==== DATA SHOWN ====

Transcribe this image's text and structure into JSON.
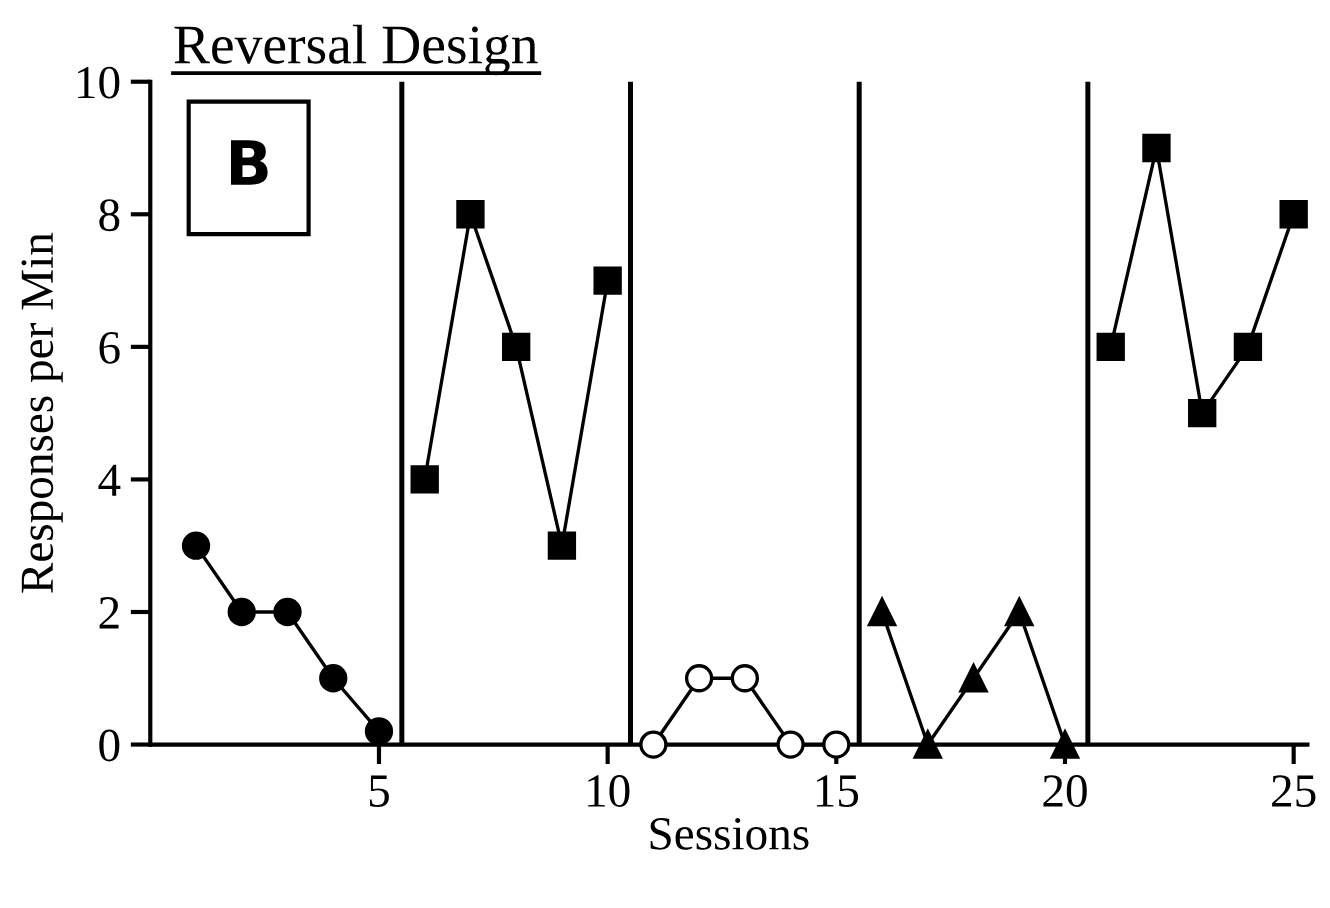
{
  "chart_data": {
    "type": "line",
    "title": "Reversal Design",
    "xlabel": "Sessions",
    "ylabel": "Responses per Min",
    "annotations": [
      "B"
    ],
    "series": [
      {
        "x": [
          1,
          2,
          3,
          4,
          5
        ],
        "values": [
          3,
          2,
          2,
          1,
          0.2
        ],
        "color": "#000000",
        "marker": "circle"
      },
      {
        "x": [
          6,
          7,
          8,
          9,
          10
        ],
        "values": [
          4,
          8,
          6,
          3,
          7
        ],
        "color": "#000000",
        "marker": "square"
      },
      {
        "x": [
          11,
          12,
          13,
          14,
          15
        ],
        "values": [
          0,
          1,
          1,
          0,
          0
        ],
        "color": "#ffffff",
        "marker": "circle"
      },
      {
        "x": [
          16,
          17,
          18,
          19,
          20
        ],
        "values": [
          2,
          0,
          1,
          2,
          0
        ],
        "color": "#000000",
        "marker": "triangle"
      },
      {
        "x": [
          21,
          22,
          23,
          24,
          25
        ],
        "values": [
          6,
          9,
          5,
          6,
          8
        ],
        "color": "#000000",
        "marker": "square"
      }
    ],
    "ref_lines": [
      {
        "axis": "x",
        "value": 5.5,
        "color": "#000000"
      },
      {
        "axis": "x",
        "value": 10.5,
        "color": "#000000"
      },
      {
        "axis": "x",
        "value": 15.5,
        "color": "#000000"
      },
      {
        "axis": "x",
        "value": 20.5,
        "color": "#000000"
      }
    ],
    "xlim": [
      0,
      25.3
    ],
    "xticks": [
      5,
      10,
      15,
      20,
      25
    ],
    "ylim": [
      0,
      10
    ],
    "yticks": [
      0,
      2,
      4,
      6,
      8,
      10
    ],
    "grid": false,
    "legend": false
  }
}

====

*WORK TO DO*
Each record should be quoted exactly, with the images omitted.

*FINAL RESULT*
Transcribe this image's text and structure into JSON.
{
  "chart_data": {
    "type": "line",
    "title": "Reversal Design",
    "xlabel": "Sessions",
    "ylabel": "Responses per Min",
    "annotations": [
      "B"
    ],
    "series": [
      {
        "x": [
          1,
          2,
          3,
          4,
          5
        ],
        "values": [
          3,
          2,
          2,
          1,
          0.2
        ],
        "color": "#000000",
        "marker": "circle"
      },
      {
        "x": [
          6,
          7,
          8,
          9,
          10
        ],
        "values": [
          4,
          8,
          6,
          3,
          7
        ],
        "color": "#000000",
        "marker": "square"
      },
      {
        "x": [
          11,
          12,
          13,
          14,
          15
        ],
        "values": [
          0,
          1,
          1,
          0,
          0
        ],
        "color": "#ffffff",
        "marker": "circle"
      },
      {
        "x": [
          16,
          17,
          18,
          19,
          20
        ],
        "values": [
          2,
          0,
          1,
          2,
          0
        ],
        "color": "#000000",
        "marker": "triangle"
      },
      {
        "x": [
          21,
          22,
          23,
          24,
          25
        ],
        "values": [
          6,
          9,
          5,
          6,
          8
        ],
        "color": "#000000",
        "marker": "square"
      }
    ],
    "ref_lines": [
      {
        "axis": "x",
        "value": 5.5,
        "color": "#000000"
      },
      {
        "axis": "x",
        "value": 10.5,
        "color": "#000000"
      },
      {
        "axis": "x",
        "value": 15.5,
        "color": "#000000"
      },
      {
        "axis": "x",
        "value": 20.5,
        "color": "#000000"
      }
    ],
    "xlim": [
      0,
      25.3
    ],
    "xticks": [
      5,
      10,
      15,
      20,
      25
    ],
    "ylim": [
      0,
      10
    ],
    "yticks": [
      0,
      2,
      4,
      6,
      8,
      10
    ],
    "grid": false,
    "legend": false
  }
}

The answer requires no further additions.